=== Task ===
Print the entries below word for word; the pictures stay out of your copy.

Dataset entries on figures
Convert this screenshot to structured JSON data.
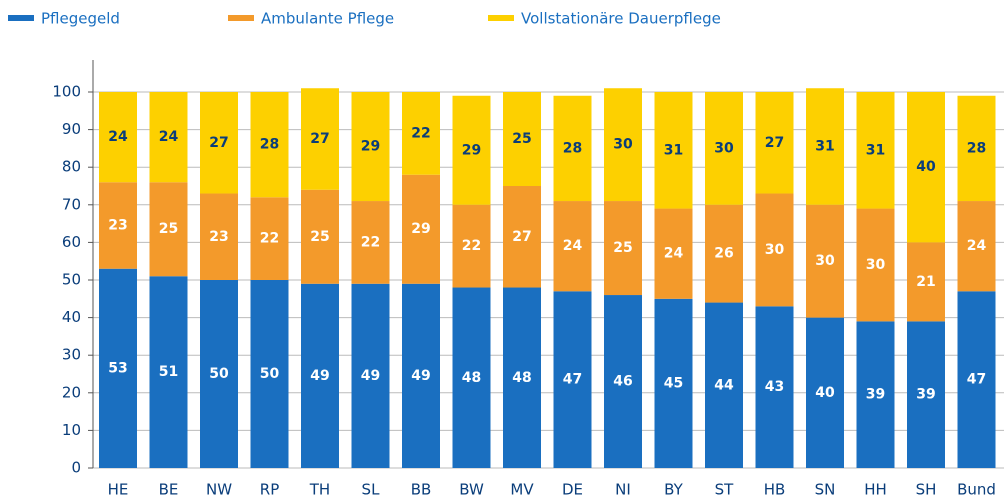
{
  "chart_data": {
    "type": "stacked_bar",
    "categories": [
      "HE",
      "BE",
      "NW",
      "RP",
      "TH",
      "SL",
      "BB",
      "BW",
      "MV",
      "DE",
      "NI",
      "BY",
      "ST",
      "HB",
      "SN",
      "HH",
      "SH",
      "Bund"
    ],
    "series": [
      {
        "name": "Pflegegeld",
        "color": "#1a6fc0",
        "values": [
          53,
          51,
          50,
          50,
          49,
          49,
          49,
          48,
          48,
          47,
          46,
          45,
          44,
          43,
          40,
          39,
          39,
          47
        ]
      },
      {
        "name": "Ambulante Pflege",
        "color": "#f39a2b",
        "values": [
          23,
          25,
          23,
          22,
          25,
          22,
          29,
          22,
          27,
          24,
          25,
          24,
          26,
          30,
          30,
          30,
          21,
          24
        ]
      },
      {
        "name": "Vollstationäre Dauerpflege",
        "color": "#fdd000",
        "values": [
          24,
          24,
          27,
          28,
          27,
          29,
          22,
          29,
          25,
          28,
          30,
          31,
          30,
          27,
          31,
          31,
          40,
          28
        ]
      }
    ],
    "ylim": [
      0,
      100
    ],
    "yticks": [
      0,
      10,
      20,
      30,
      40,
      50,
      60,
      70,
      80,
      90,
      100
    ],
    "grid": true
  }
}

=== Answer in full ===
Convert this screenshot to structured JSON data.
{
  "chart_data": {
    "type": "stacked_bar",
    "categories": [
      "HE",
      "BE",
      "NW",
      "RP",
      "TH",
      "SL",
      "BB",
      "BW",
      "MV",
      "DE",
      "NI",
      "BY",
      "ST",
      "HB",
      "SN",
      "HH",
      "SH",
      "Bund"
    ],
    "series": [
      {
        "name": "Pflegegeld",
        "color": "#1a6fc0",
        "values": [
          53,
          51,
          50,
          50,
          49,
          49,
          49,
          48,
          48,
          47,
          46,
          45,
          44,
          43,
          40,
          39,
          39,
          47
        ]
      },
      {
        "name": "Ambulante Pflege",
        "color": "#f39a2b",
        "values": [
          23,
          25,
          23,
          22,
          25,
          22,
          29,
          22,
          27,
          24,
          25,
          24,
          26,
          30,
          30,
          30,
          21,
          24
        ]
      },
      {
        "name": "Vollstationäre Dauerpflege",
        "color": "#fdd000",
        "values": [
          24,
          24,
          27,
          28,
          27,
          29,
          22,
          29,
          25,
          28,
          30,
          31,
          30,
          27,
          31,
          31,
          40,
          28
        ]
      }
    ],
    "ylim": [
      0,
      100
    ],
    "yticks": [
      0,
      10,
      20,
      30,
      40,
      50,
      60,
      70,
      80,
      90,
      100
    ],
    "grid": true
  }
}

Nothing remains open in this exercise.